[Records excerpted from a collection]
======

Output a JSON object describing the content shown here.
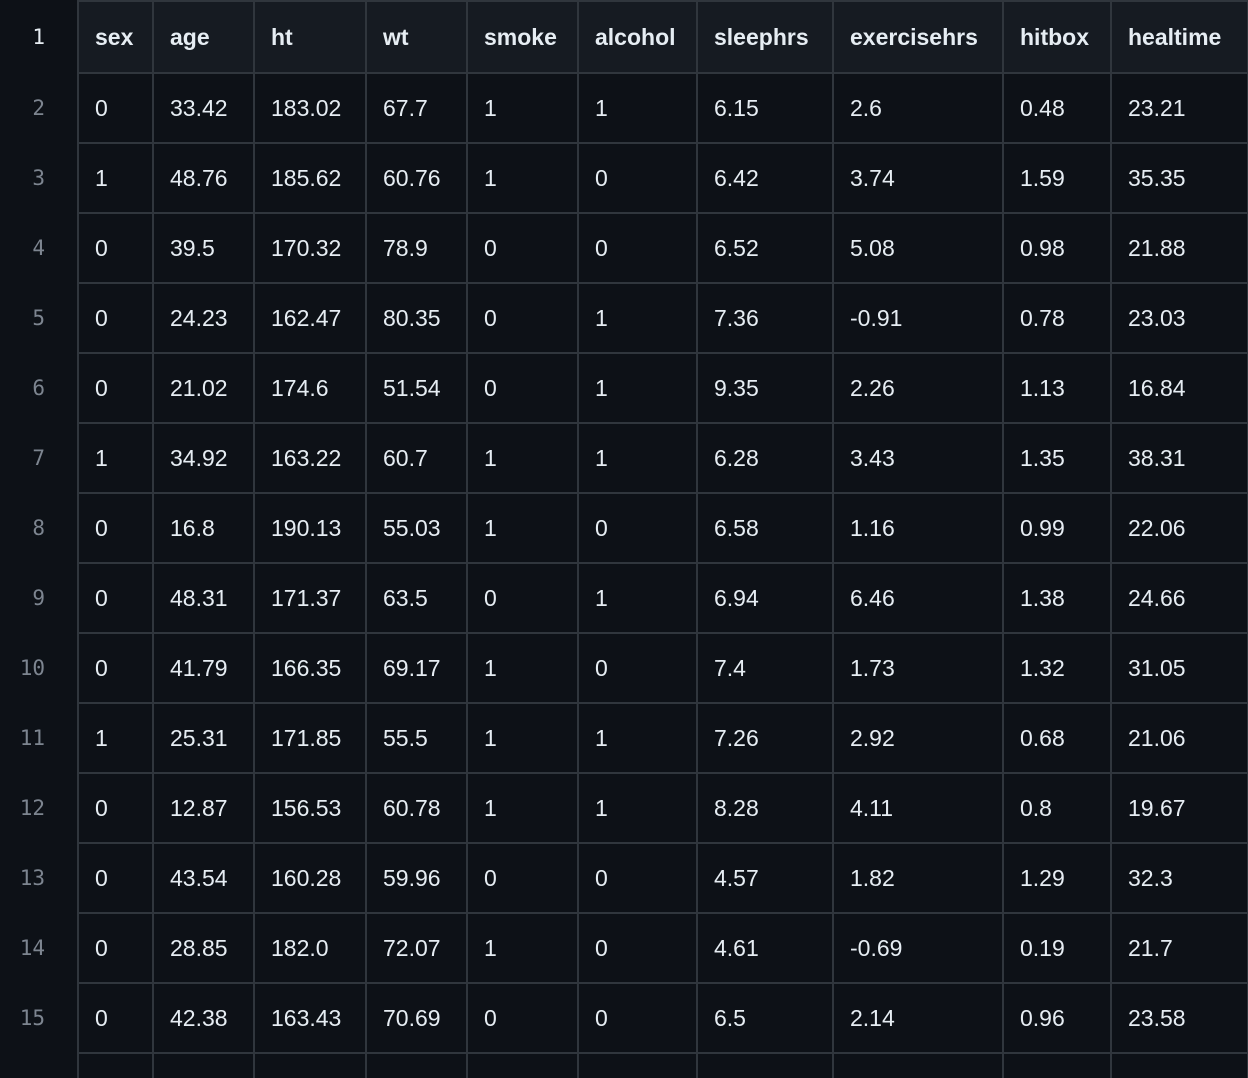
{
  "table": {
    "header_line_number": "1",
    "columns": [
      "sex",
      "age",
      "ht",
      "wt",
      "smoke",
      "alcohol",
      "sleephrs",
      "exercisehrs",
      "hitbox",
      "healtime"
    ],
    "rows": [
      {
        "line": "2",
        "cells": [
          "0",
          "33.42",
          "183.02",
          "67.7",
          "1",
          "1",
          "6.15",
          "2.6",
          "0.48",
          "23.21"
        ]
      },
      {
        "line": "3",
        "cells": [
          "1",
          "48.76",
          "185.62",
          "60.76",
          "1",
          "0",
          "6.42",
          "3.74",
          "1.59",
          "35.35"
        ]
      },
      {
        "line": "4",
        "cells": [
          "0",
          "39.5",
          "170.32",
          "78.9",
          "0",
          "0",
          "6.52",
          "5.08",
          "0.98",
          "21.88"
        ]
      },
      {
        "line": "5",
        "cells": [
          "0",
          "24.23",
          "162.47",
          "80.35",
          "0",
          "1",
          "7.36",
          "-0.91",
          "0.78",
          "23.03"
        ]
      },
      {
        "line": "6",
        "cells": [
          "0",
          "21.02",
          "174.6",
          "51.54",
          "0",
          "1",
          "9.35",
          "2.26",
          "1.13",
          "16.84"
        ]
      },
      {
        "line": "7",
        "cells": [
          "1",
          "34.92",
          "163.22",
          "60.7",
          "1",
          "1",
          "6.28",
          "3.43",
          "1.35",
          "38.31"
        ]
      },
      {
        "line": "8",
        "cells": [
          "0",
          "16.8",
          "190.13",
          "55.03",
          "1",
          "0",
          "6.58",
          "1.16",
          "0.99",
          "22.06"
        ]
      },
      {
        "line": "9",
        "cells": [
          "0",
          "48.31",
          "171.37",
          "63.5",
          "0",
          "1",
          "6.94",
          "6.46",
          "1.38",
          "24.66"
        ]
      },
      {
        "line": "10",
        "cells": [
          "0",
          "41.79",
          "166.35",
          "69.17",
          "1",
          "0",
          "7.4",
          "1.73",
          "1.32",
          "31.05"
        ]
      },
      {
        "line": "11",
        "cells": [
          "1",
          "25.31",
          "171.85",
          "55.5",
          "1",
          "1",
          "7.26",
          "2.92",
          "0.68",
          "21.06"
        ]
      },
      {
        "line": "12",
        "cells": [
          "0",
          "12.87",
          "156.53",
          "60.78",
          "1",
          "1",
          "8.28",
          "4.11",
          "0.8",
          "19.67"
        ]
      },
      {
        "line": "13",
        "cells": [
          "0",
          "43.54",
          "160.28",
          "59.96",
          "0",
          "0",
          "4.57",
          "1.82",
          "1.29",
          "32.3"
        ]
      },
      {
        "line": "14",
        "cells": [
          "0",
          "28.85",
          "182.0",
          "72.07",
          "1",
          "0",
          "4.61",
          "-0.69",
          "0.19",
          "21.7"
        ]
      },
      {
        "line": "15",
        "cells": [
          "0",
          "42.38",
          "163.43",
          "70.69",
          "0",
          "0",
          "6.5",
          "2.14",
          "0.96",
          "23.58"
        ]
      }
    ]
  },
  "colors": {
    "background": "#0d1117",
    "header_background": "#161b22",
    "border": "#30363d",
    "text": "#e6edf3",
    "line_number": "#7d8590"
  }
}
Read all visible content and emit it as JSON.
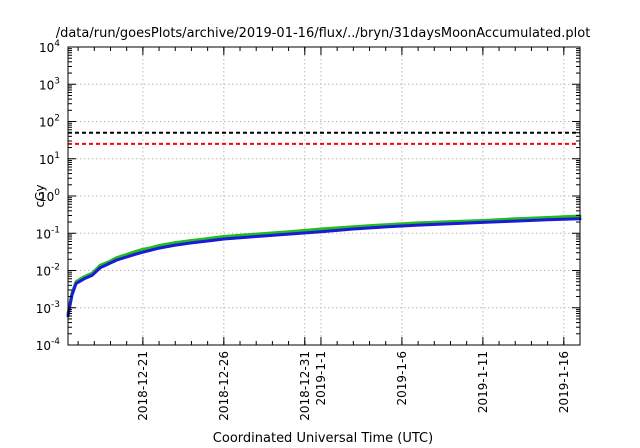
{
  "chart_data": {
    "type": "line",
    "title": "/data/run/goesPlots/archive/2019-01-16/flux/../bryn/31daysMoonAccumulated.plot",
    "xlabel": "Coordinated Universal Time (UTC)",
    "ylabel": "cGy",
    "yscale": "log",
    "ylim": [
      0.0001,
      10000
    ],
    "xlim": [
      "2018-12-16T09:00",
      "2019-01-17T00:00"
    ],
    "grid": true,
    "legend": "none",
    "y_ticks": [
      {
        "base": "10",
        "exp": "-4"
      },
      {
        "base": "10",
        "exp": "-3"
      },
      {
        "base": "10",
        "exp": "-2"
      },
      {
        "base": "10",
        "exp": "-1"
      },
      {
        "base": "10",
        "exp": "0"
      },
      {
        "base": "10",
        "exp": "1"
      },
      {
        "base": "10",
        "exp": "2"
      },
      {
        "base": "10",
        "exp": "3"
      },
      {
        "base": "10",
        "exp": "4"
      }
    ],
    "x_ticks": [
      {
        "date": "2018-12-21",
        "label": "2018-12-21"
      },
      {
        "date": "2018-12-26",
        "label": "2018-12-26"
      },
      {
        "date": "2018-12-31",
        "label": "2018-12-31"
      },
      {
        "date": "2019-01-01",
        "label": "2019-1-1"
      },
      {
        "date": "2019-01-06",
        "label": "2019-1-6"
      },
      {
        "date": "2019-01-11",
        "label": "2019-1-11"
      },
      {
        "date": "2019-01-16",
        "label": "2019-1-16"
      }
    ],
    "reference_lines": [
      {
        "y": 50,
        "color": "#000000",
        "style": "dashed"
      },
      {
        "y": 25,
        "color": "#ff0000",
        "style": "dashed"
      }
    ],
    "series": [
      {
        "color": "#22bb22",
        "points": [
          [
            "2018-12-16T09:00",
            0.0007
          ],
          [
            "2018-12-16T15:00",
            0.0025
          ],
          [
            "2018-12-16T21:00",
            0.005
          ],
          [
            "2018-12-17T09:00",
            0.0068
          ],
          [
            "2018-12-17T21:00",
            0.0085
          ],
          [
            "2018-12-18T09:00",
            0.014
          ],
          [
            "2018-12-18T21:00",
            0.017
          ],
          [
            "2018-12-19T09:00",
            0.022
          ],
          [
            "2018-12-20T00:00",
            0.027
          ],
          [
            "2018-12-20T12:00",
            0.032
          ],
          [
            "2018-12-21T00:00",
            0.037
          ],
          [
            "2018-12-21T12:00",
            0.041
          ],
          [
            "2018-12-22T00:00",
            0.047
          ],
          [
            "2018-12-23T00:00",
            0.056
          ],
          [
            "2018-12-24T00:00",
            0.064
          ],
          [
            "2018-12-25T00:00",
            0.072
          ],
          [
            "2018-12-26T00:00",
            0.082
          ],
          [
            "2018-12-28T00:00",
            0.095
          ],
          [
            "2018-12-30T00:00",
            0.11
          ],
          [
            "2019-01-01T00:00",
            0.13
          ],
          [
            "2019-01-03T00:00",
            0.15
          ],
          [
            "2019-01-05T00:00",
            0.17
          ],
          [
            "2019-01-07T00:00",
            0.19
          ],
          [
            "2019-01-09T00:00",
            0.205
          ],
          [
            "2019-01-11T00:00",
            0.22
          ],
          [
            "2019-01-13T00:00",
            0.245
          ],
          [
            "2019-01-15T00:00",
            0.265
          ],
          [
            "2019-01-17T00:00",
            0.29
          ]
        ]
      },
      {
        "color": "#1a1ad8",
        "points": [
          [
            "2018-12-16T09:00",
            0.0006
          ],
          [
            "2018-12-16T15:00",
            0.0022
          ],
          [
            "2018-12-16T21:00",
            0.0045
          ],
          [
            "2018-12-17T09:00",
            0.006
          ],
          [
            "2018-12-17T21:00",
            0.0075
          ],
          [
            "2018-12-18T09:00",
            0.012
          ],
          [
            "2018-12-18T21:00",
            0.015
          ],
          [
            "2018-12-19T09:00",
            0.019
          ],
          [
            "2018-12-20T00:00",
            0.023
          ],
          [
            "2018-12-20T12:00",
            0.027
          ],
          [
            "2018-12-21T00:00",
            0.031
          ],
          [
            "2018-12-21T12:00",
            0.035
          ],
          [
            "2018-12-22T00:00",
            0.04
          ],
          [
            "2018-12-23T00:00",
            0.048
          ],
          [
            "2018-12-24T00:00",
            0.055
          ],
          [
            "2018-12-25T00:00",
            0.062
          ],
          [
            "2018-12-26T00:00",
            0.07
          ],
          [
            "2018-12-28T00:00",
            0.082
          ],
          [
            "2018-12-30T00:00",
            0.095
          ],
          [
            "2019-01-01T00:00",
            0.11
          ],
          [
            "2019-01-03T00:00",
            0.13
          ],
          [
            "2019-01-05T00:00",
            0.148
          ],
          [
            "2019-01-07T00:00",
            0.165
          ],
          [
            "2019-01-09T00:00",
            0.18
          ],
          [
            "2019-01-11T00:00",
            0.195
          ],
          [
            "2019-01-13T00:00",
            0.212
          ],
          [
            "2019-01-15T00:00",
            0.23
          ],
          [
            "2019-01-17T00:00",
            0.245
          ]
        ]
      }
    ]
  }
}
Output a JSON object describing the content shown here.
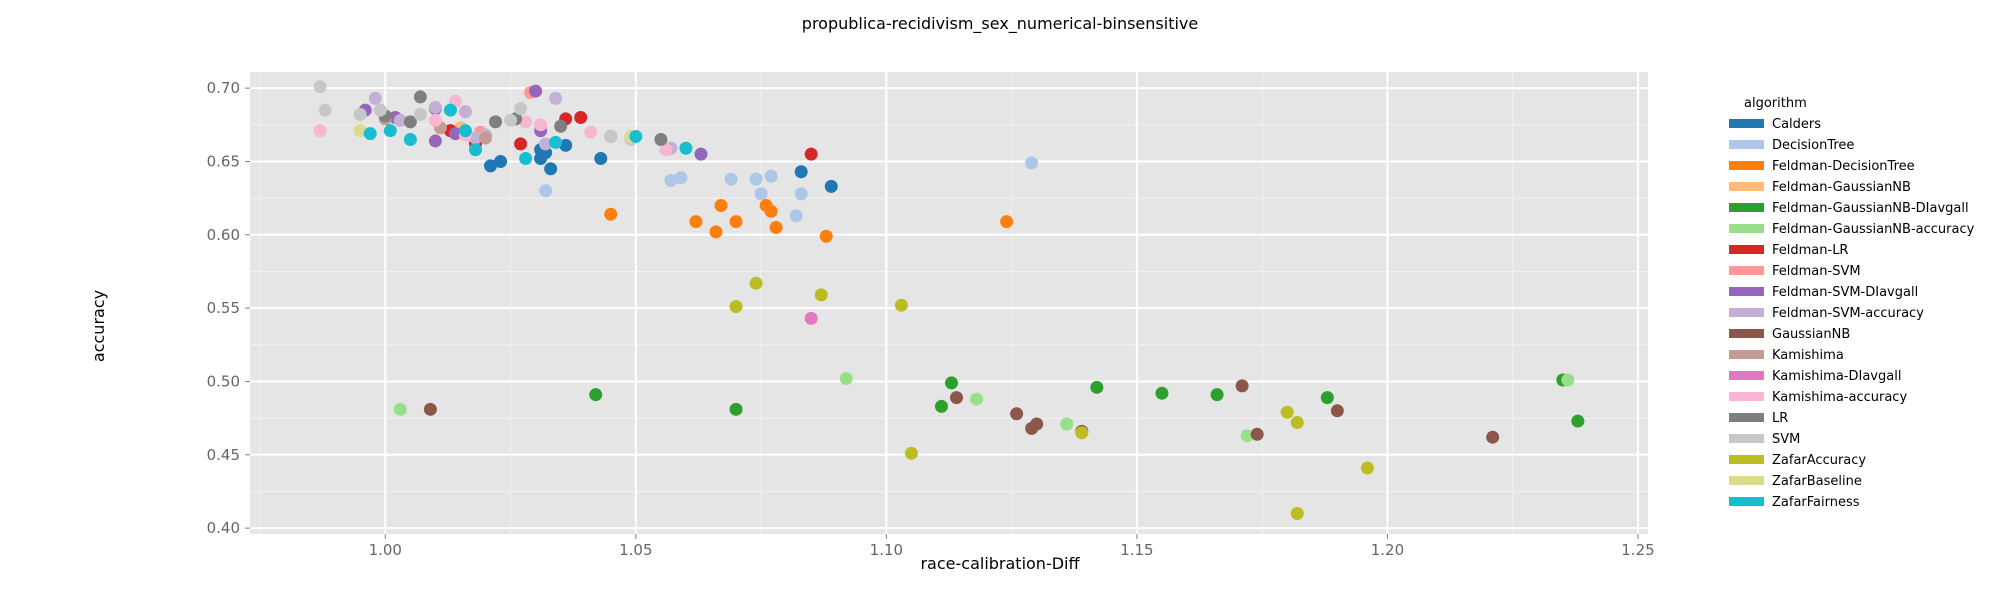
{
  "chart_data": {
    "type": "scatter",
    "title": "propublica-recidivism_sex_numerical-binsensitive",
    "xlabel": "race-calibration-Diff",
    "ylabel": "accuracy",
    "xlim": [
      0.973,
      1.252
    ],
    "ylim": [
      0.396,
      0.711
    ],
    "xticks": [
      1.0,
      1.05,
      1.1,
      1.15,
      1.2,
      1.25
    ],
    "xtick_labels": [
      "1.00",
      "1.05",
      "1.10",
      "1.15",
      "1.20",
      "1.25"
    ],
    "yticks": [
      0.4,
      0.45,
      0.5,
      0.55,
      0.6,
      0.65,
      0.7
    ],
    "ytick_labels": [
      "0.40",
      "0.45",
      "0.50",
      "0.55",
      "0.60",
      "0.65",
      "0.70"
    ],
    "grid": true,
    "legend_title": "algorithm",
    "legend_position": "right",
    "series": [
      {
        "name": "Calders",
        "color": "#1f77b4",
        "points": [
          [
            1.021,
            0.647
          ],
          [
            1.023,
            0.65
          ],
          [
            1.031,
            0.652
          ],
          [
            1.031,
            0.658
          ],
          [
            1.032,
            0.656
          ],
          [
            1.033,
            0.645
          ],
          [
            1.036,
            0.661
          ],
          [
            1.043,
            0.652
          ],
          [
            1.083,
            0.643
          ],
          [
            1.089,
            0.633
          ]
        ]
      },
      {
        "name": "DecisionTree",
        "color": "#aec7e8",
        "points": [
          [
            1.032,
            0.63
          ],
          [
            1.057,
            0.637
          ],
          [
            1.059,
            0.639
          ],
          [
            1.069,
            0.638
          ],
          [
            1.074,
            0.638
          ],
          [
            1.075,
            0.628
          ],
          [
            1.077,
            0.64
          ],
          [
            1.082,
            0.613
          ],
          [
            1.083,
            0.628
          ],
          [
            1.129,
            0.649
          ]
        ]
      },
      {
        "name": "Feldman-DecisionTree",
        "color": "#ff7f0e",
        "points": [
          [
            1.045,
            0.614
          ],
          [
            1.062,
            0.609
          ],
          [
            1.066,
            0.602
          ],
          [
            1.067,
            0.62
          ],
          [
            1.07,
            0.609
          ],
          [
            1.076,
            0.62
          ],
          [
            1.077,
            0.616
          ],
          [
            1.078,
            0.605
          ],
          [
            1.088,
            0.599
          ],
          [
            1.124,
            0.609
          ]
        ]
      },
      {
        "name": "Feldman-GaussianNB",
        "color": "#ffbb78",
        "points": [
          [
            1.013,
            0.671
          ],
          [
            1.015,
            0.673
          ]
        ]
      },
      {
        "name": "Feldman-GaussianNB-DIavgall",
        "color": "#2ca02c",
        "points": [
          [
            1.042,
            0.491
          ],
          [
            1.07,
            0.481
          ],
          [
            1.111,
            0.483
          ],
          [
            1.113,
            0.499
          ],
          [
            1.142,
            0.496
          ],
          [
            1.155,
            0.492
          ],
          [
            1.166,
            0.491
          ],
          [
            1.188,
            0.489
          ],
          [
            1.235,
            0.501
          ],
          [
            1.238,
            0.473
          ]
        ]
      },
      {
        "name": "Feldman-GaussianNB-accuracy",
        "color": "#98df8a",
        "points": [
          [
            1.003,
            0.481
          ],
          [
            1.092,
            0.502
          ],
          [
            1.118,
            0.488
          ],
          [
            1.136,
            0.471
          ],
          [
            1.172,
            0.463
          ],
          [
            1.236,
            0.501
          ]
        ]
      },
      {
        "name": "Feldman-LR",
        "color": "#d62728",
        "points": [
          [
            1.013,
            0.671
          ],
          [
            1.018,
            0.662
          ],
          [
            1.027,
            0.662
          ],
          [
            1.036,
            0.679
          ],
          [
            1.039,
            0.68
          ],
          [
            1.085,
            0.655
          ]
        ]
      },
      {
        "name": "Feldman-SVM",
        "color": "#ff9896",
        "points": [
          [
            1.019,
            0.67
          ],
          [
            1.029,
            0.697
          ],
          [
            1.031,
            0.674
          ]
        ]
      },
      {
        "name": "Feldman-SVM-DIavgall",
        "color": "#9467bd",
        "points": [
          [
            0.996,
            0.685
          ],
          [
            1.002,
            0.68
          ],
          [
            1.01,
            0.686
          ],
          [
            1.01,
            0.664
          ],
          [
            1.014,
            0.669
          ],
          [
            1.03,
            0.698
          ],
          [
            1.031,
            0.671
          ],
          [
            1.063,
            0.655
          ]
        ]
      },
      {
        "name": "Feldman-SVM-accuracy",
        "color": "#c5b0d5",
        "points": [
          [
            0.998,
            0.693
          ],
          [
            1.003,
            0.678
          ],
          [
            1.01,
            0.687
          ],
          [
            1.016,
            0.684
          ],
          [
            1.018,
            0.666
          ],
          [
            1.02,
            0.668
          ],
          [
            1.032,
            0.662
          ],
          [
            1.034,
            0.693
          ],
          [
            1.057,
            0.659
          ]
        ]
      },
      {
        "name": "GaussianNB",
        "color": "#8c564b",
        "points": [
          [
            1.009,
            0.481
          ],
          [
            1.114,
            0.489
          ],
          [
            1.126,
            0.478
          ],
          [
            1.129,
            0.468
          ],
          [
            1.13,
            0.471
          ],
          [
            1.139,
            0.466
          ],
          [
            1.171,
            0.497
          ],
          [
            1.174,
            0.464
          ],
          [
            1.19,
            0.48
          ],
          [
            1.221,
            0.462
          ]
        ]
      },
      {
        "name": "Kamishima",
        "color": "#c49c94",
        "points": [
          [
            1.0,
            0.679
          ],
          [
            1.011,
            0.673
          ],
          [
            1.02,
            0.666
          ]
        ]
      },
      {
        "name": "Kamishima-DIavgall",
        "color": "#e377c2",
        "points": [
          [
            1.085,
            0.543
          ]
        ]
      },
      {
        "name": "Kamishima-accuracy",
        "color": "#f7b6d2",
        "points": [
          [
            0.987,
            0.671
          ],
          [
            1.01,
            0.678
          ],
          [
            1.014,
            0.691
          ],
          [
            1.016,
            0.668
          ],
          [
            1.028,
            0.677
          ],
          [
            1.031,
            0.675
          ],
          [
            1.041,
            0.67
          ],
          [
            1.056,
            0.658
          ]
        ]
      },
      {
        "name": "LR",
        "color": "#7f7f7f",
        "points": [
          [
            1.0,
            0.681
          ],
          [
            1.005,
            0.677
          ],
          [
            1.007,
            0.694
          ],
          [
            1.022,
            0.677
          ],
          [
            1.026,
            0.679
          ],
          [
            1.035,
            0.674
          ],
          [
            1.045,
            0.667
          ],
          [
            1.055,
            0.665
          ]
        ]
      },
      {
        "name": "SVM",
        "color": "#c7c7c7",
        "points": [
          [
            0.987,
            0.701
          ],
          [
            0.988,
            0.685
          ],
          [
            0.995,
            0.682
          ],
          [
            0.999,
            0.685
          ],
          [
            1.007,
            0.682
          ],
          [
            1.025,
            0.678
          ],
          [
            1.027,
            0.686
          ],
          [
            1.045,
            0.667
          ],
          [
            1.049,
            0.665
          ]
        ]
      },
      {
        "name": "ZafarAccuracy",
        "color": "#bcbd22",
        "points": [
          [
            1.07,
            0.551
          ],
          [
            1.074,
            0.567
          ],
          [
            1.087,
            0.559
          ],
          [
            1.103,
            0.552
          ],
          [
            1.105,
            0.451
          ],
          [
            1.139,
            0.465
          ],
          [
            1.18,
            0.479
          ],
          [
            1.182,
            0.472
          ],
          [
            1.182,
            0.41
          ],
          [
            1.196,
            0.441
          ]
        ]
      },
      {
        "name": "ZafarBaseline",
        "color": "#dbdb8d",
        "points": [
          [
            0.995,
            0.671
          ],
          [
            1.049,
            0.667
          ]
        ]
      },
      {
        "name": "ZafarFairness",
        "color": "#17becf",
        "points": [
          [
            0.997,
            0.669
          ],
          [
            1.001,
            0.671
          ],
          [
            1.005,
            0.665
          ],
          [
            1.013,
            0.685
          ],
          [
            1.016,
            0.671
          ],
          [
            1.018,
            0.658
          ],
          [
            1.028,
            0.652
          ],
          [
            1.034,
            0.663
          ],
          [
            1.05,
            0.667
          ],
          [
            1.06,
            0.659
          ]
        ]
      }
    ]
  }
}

======

■ Required task
Above are the records; copy every line in them that holds the word "DIavgall".

■ Exercise result
        "name": "Feldman-GaussianNB-DIavgall",
        "name": "Feldman-SVM-DIavgall",
        "name": "Kamishima-DIavgall",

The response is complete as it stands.